▶ **What needs to be done**
Quote all entries in full, exactly.

┌────────

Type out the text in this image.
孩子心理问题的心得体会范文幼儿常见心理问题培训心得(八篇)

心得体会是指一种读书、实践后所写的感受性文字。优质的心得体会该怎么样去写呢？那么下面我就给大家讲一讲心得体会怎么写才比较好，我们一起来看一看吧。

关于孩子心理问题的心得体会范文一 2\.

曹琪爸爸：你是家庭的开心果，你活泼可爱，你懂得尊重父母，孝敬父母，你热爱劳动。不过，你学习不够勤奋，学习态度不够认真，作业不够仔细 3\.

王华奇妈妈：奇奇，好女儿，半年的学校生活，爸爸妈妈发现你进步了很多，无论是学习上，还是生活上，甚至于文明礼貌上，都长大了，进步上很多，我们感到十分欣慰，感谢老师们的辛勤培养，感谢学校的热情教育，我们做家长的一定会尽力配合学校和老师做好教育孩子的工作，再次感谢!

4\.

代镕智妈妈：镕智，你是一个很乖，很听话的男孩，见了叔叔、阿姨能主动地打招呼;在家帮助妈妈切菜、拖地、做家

└────────

▶ **Reply**
Type out the text in this image.
孩子心理问题的心得体会范文幼儿常见心理问题培训心得(八篇)

心得体会是指一种读书、实践后所写的感受性文字。优质的心得体会该怎么样去写呢？那么下面我就给大家讲一讲心得体会怎么写才比较好，我们一起来看一看吧。

关于孩子心理问题的心得体会范文一 2\.

曹琪爸爸：你是家庭的开心果，你活泼可爱，你懂得尊重父母，孝敬父母，你热爱劳动。不过，你学习不够勤奋，学习态度不够认真，作业不够仔细 3\.

王华奇妈妈：奇奇，好女儿，半年的学校生活，爸爸妈妈发现你进步了很多，无论是学习上，还是生活上，甚至于文明礼貌上，都长大了，进步上很多，我们感到十分欣慰，感谢老师们的辛勤培养，感谢学校的热情教育，我们做家长的一定会尽力配合学校和老师做好教育孩子的工作，再次感谢!

4\.

代镕智妈妈：镕智，你是一个很乖，很听话的男孩，见了叔叔、阿姨能主动地打招呼;在家帮助妈妈切菜、拖地、做家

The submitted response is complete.